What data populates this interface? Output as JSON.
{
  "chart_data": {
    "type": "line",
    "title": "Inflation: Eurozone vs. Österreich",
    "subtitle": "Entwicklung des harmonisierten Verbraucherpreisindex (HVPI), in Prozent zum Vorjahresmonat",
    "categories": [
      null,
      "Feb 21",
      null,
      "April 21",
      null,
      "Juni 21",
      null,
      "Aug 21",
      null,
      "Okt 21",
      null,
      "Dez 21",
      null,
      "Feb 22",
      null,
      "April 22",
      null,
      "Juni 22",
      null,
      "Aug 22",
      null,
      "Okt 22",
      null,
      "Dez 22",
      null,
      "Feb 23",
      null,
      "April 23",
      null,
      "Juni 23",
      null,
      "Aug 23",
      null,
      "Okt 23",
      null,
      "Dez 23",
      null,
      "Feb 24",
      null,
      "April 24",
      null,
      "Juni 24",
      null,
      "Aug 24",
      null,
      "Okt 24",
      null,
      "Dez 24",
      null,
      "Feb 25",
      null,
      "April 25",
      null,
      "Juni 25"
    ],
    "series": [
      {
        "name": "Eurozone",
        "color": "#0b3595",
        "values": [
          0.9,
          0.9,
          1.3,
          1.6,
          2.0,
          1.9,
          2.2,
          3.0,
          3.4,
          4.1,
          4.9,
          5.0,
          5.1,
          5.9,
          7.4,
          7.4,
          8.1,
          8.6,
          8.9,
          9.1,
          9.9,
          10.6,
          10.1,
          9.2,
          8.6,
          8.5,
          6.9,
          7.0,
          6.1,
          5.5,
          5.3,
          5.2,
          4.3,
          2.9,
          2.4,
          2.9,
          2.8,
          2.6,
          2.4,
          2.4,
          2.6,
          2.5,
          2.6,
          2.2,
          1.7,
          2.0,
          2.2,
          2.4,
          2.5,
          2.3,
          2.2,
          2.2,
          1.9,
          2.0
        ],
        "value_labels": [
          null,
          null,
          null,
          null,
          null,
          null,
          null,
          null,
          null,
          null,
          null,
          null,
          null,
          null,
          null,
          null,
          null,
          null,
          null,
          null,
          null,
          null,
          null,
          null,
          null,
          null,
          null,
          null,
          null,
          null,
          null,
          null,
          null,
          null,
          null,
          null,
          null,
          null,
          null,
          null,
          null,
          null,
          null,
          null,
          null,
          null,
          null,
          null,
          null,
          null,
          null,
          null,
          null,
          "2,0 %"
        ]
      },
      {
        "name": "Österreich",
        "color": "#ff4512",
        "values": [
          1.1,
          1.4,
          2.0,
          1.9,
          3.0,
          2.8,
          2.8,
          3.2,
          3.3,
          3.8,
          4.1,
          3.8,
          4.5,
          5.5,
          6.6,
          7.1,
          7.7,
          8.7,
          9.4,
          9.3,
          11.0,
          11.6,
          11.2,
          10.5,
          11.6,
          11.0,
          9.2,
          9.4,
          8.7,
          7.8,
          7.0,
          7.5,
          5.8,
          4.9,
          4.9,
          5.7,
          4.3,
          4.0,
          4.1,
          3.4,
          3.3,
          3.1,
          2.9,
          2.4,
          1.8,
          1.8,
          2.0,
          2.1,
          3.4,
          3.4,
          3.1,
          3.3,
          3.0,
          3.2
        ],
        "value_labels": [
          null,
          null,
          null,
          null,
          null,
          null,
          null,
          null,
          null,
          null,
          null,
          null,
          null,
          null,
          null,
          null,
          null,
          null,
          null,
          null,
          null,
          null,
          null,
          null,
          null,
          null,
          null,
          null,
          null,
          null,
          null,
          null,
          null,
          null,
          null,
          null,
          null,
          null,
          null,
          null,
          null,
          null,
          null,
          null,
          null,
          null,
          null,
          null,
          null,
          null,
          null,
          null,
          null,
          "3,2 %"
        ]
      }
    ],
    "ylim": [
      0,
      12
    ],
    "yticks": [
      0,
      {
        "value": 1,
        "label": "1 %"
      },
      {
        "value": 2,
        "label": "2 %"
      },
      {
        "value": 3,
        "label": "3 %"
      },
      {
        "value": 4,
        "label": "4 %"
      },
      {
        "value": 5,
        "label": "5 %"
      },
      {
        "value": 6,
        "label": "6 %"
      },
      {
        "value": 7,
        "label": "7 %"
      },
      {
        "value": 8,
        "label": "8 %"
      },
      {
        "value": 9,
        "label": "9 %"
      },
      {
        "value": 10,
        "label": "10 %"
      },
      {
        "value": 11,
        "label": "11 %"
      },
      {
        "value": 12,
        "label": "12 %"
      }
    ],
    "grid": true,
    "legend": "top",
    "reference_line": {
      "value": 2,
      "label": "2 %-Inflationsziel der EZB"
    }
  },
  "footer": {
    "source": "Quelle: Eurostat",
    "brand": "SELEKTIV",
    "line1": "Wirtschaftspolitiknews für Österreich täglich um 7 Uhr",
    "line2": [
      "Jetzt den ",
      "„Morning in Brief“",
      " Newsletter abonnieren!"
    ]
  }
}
______________________________
## Your objective
For the material, find the number of lines holding the word "April" and give that figure and nothing more.

## Finished exercise
5